* [GIVEN REQUEST]
Skip the pictures. Repeat everything else in the records word for word.

(Stored items)
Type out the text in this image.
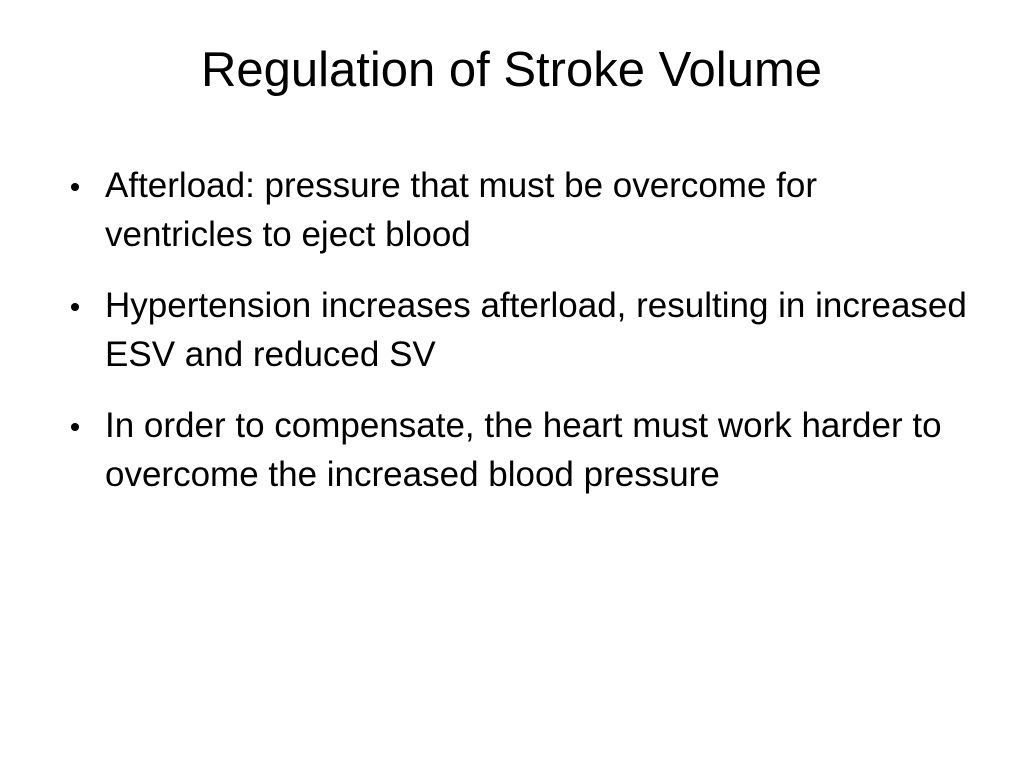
Regulation of Stroke Volume
Afterload: pressure that must be overcome for ventricles to eject blood
Hypertension increases afterload, resulting in increased ESV and reduced SV
In order to compensate, the heart must work harder to overcome the increased blood pressure
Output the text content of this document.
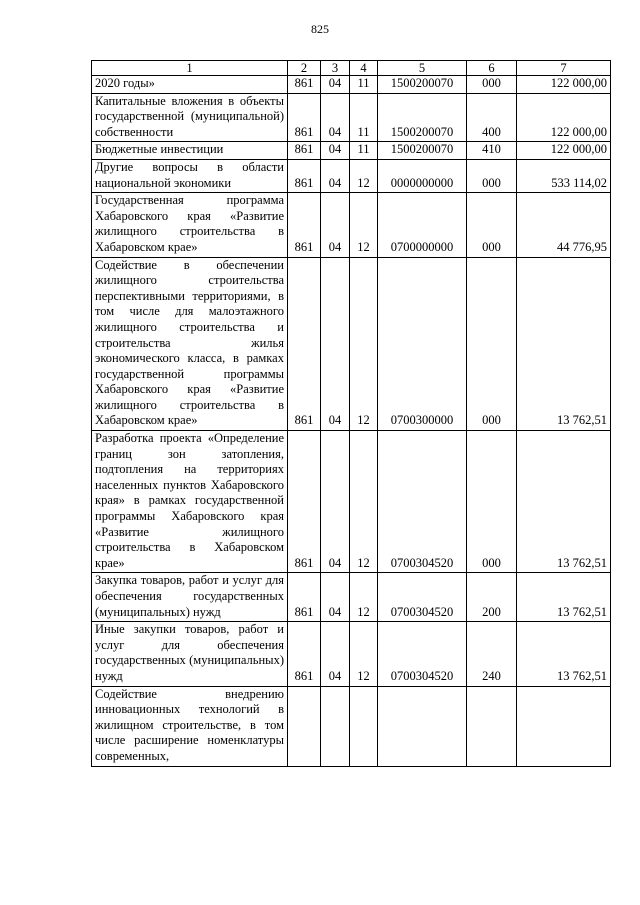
825
1	2	3	4	5	6	7
2020 годы»	861	04	11	1500200070	000	122 000,00
Капитальные вложения в объекты государственной (муниципальной) собственности	861	04	11	1500200070	400	122 000,00
Бюджетные инвестиции	861	04	11	1500200070	410	122 000,00
Другие вопросы в области национальной экономики	861	04	12	0000000000	000	533 114,02
Государственная программа Хабаровского края «Развитие жилищного строительства в Хабаровском крае»	861	04	12	0700000000	000	44 776,95
Содействие в обеспечении жилищного строительства перспективными территориями, в том числе для малоэтажного жилищного строительства и строительства жилья экономического класса, в рамках государственной программы Хабаровского края «Развитие жилищного строительства в Хабаровском крае»	861	04	12	0700300000	000	13 762,51
Разработка проекта «Определение границ зон затопления, подтопления на территориях населенных пунктов Хабаровского края» в рамках государственной программы Хабаровского края «Развитие жилищного строительства в Хабаровском крае»	861	04	12	0700304520	000	13 762,51
Закупка товаров, работ и услуг для обеспечения государственных (муниципальных) нужд	861	04	12	0700304520	200	13 762,51
Иные закупки товаров, работ и услуг для обеспечения государственных (муниципальных) нужд	861	04	12	0700304520	240	13 762,51
Содействие внедрению инновационных технологий в жилищном строительстве, в том числе расширение номенклатуры современных,						
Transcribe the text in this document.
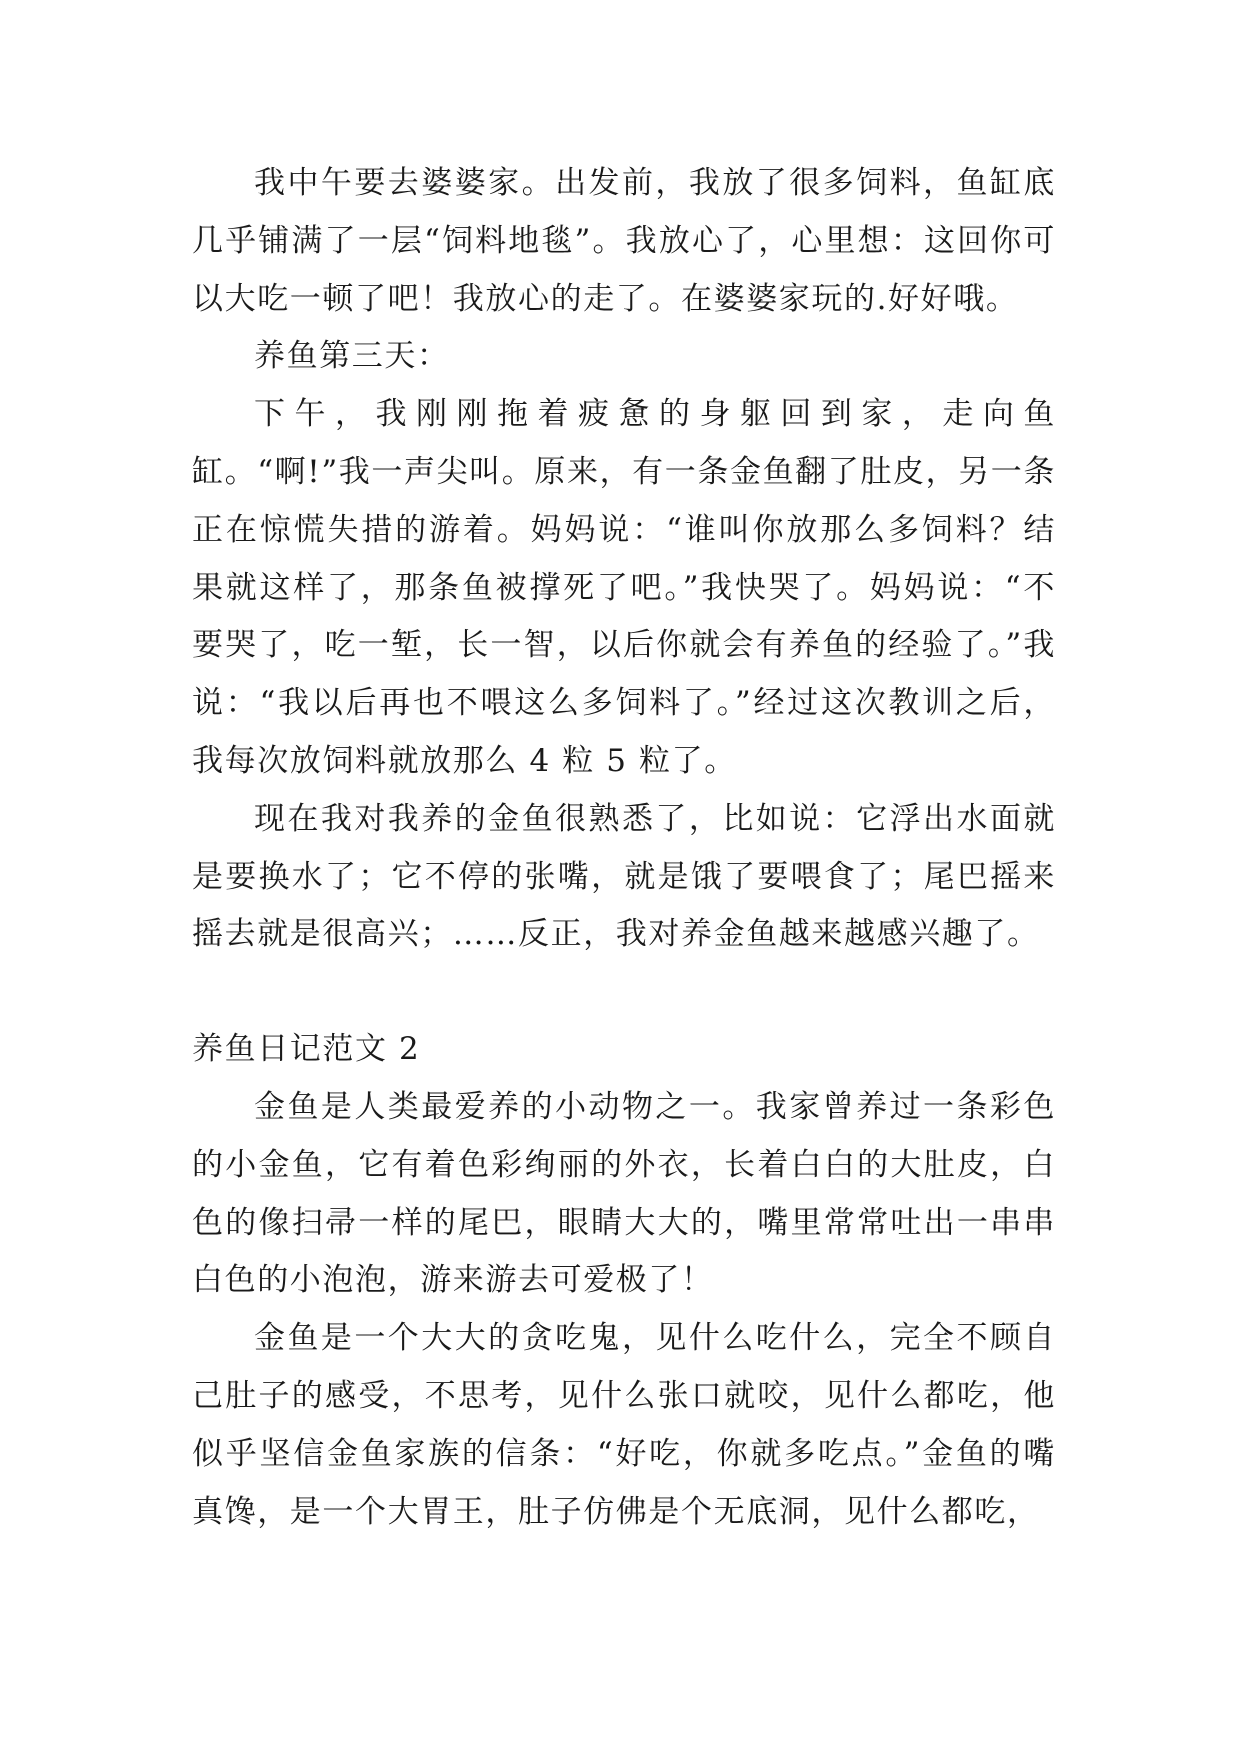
我中午要去婆婆家。出发前，我放了很多饲料，鱼缸底几乎铺满了一层“饲料地毯”。我放心了，心里想：这回你可以大吃一顿了吧！我放心的走了。在婆婆家玩的.好好哦。

养鱼第三天：

下午，我刚刚拖着疲惫的身躯回到家，走向鱼缸。“啊!”我一声尖叫。原来，有一条金鱼翻了肚皮，另一条正在惊慌失措的游着。妈妈说：“谁叫你放那么多饲料？结果就这样了，那条鱼被撑死了吧。”我快哭了。妈妈说：“不要哭了，吃一堑，长一智，以后你就会有养鱼的经验了。”我说：“我以后再也不喂这么多饲料了。”经过这次教训之后，我每次放饲料就放那么 4 粒 5 粒了。

现在我对我养的金鱼很熟悉了，比如说：它浮出水面就是要换水了；它不停的张嘴，就是饿了要喂食了；尾巴摇来摇去就是很高兴；……反正，我对养金鱼越来越感兴趣了。

养鱼日记范文 2

金鱼是人类最爱养的小动物之一。我家曾养过一条彩色的小金鱼，它有着色彩绚丽的外衣，长着白白的大肚皮，白色的像扫帚一样的尾巴，眼睛大大的，嘴里常常吐出一串串白色的小泡泡，游来游去可爱极了！

金鱼是一个大大的贪吃鬼，见什么吃什么，完全不顾自己肚子的感受，不思考，见什么张口就咬，见什么都吃，他似乎坚信金鱼家族的信条：“好吃，你就多吃点。”金鱼的嘴真馋，是一个大胃王，肚子仿佛是个无底洞，见什么都吃，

* [COMPLETED EXERCISE]
Type out the text in this image.
Regulation of Stroke Volume
Afterload: pressure that must be overcome for ventricles to eject blood
Hypertension increases afterload, resulting in increased ESV and reduced SV
In order to compensate, the heart must work harder to overcome the increased blood pressure
Output the text content of this document.
825
1	2	3	4	5	6	7
2020 годы»	861	04	11	1500200070	000	122 000,00
Капитальные вложения в объекты государственной (муниципальной) собственности	861	04	11	1500200070	400	122 000,00
Бюджетные инвестиции	861	04	11	1500200070	410	122 000,00
Другие вопросы в области национальной экономики	861	04	12	0000000000	000	533 114,02
Государственная программа Хабаровского края «Развитие жилищного строительства в Хабаровском крае»	861	04	12	0700000000	000	44 776,95
Содействие в обеспечении жилищного строительства перспективными территориями, в том числе для малоэтажного жилищного строительства и строительства жилья экономического класса, в рамках государственной программы Хабаровского края «Развитие жилищного строительства в Хабаровском крае»	861	04	12	0700300000	000	13 762,51
Разработка проекта «Определение границ зон затопления, подтопления на территориях населенных пунктов Хабаровского края» в рамках государственной программы Хабаровского края «Развитие жилищного строительства в Хабаровском крае»	861	04	12	0700304520	000	13 762,51
Закупка товаров, работ и услуг для обеспечения государственных (муниципальных) нужд	861	04	12	0700304520	200	13 762,51
Иные закупки товаров, работ и услуг для обеспечения государственных (муниципальных) нужд	861	04	12	0700304520	240	13 762,51
Содействие внедрению инновационных технологий в жилищном строительстве, в том числе расширение номенклатуры современных,						
Transcribe the text in this document.
我中午要去婆婆家。出发前，我放了很多饲料，鱼缸底几乎铺满了一层“饲料地毯”。我放心了，心里想：这回你可以大吃一顿了吧！我放心的走了。在婆婆家玩的.好好哦。

养鱼第三天：

下午，我刚刚拖着疲惫的身躯回到家，走向鱼缸。“啊!”我一声尖叫。原来，有一条金鱼翻了肚皮，另一条正在惊慌失措的游着。妈妈说：“谁叫你放那么多饲料？结果就这样了，那条鱼被撑死了吧。”我快哭了。妈妈说：“不要哭了，吃一堑，长一智，以后你就会有养鱼的经验了。”我说：“我以后再也不喂这么多饲料了。”经过这次教训之后，我每次放饲料就放那么 4 粒 5 粒了。

现在我对我养的金鱼很熟悉了，比如说：它浮出水面就是要换水了；它不停的张嘴，就是饿了要喂食了；尾巴摇来摇去就是很高兴；……反正，我对养金鱼越来越感兴趣了。

养鱼日记范文 2

金鱼是人类最爱养的小动物之一。我家曾养过一条彩色的小金鱼，它有着色彩绚丽的外衣，长着白白的大肚皮，白色的像扫帚一样的尾巴，眼睛大大的，嘴里常常吐出一串串白色的小泡泡，游来游去可爱极了！

金鱼是一个大大的贪吃鬼，见什么吃什么，完全不顾自己肚子的感受，不思考，见什么张口就咬，见什么都吃，他似乎坚信金鱼家族的信条：“好吃，你就多吃点。”金鱼的嘴真馋，是一个大胃王，肚子仿佛是个无底洞，见什么都吃，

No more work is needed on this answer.